» Set exercise: Identify each line in the records below that contains the word "title", and copy it.

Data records
++++++++++

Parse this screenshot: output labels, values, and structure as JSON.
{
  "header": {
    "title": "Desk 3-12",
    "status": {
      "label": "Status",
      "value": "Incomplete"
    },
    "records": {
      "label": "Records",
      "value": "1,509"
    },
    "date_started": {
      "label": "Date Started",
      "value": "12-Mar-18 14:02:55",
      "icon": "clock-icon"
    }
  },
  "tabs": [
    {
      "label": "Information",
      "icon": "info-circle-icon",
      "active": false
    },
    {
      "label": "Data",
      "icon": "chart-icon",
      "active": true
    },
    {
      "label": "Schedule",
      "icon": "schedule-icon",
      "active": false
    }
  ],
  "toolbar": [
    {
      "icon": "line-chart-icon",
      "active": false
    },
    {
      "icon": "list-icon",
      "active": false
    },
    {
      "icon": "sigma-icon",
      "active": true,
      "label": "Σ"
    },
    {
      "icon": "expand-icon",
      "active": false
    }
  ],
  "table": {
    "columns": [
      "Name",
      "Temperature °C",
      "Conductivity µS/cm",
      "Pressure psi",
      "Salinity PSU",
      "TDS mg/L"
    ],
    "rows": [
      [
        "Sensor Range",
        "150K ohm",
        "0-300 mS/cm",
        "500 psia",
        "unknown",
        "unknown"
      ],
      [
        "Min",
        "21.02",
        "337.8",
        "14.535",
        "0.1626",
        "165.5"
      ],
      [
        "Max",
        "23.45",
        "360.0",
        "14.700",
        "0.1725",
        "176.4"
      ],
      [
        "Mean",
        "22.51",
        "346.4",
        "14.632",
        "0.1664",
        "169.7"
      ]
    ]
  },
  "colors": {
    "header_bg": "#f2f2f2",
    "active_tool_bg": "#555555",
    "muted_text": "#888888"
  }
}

++++++++++

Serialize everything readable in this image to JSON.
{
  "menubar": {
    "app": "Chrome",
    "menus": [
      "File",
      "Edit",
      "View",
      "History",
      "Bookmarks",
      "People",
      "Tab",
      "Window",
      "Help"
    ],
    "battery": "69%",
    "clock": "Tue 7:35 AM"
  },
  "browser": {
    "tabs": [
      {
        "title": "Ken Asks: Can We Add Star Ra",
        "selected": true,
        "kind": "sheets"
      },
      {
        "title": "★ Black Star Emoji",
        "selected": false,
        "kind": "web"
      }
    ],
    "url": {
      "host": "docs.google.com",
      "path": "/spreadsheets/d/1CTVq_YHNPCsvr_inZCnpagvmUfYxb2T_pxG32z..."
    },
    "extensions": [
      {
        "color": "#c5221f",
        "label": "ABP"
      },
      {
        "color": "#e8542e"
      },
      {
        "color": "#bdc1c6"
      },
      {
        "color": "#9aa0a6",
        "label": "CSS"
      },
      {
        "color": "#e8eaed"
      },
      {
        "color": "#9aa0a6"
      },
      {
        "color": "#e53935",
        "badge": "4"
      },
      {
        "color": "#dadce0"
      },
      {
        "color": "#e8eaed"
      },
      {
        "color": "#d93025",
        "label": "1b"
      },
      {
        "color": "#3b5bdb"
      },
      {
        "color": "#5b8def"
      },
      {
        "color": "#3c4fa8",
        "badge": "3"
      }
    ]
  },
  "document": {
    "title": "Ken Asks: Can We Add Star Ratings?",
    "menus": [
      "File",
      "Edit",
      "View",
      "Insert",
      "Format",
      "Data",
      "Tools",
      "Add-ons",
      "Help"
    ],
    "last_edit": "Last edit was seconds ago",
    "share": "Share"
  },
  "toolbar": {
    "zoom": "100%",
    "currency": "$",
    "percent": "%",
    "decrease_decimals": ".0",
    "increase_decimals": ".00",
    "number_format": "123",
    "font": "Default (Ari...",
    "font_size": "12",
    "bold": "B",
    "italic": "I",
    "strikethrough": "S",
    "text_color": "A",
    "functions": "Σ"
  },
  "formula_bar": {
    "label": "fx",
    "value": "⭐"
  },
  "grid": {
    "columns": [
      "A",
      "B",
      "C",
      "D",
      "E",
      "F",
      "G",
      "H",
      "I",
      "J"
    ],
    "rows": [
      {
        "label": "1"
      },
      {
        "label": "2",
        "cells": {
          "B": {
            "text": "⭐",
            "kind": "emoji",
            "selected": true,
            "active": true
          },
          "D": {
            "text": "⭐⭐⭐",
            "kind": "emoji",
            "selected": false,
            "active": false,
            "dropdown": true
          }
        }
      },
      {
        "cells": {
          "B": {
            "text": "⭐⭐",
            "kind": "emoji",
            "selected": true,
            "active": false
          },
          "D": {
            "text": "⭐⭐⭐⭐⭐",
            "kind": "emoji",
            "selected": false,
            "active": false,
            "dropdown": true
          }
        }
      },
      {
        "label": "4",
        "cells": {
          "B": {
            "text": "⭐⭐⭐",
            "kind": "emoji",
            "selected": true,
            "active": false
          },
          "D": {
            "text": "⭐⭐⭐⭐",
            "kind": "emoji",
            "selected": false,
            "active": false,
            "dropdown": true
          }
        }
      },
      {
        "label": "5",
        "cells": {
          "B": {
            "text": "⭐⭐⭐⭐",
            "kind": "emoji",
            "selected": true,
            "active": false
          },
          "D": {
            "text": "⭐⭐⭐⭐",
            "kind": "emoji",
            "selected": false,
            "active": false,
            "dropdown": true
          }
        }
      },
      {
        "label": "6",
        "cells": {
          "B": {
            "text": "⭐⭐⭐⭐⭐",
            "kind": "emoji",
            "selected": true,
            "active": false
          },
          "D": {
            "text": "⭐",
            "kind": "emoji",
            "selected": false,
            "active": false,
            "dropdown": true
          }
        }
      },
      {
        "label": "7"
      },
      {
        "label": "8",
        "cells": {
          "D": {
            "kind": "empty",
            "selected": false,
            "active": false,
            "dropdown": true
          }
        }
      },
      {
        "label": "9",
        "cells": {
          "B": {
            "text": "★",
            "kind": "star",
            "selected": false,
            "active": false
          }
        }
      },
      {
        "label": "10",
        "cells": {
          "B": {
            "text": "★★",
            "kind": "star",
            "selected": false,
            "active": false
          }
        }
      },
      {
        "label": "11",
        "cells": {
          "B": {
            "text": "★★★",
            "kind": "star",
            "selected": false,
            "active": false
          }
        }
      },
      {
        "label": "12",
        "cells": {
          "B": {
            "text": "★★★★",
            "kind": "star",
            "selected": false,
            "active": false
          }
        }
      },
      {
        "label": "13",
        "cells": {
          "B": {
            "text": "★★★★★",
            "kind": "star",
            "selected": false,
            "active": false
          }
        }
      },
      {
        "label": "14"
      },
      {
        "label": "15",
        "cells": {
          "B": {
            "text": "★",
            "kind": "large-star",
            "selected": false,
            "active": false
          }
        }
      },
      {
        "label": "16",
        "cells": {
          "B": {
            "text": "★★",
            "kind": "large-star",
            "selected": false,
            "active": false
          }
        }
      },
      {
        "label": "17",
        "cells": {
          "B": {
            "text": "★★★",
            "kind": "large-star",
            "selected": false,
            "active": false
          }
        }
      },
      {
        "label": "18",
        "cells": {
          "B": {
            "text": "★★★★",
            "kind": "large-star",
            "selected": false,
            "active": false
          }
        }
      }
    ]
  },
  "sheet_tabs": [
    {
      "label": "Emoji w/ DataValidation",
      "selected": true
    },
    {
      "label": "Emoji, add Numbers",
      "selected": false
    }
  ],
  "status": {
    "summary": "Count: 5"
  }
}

++++++++++

» Exercise response:
    "title": "Desk 3-12",
        "title": "Ken Asks: Can We Add Star Ra",
        "title": "★ Black Star Emoji",
    "title": "Ken Asks: Can We Add Star Ratings?",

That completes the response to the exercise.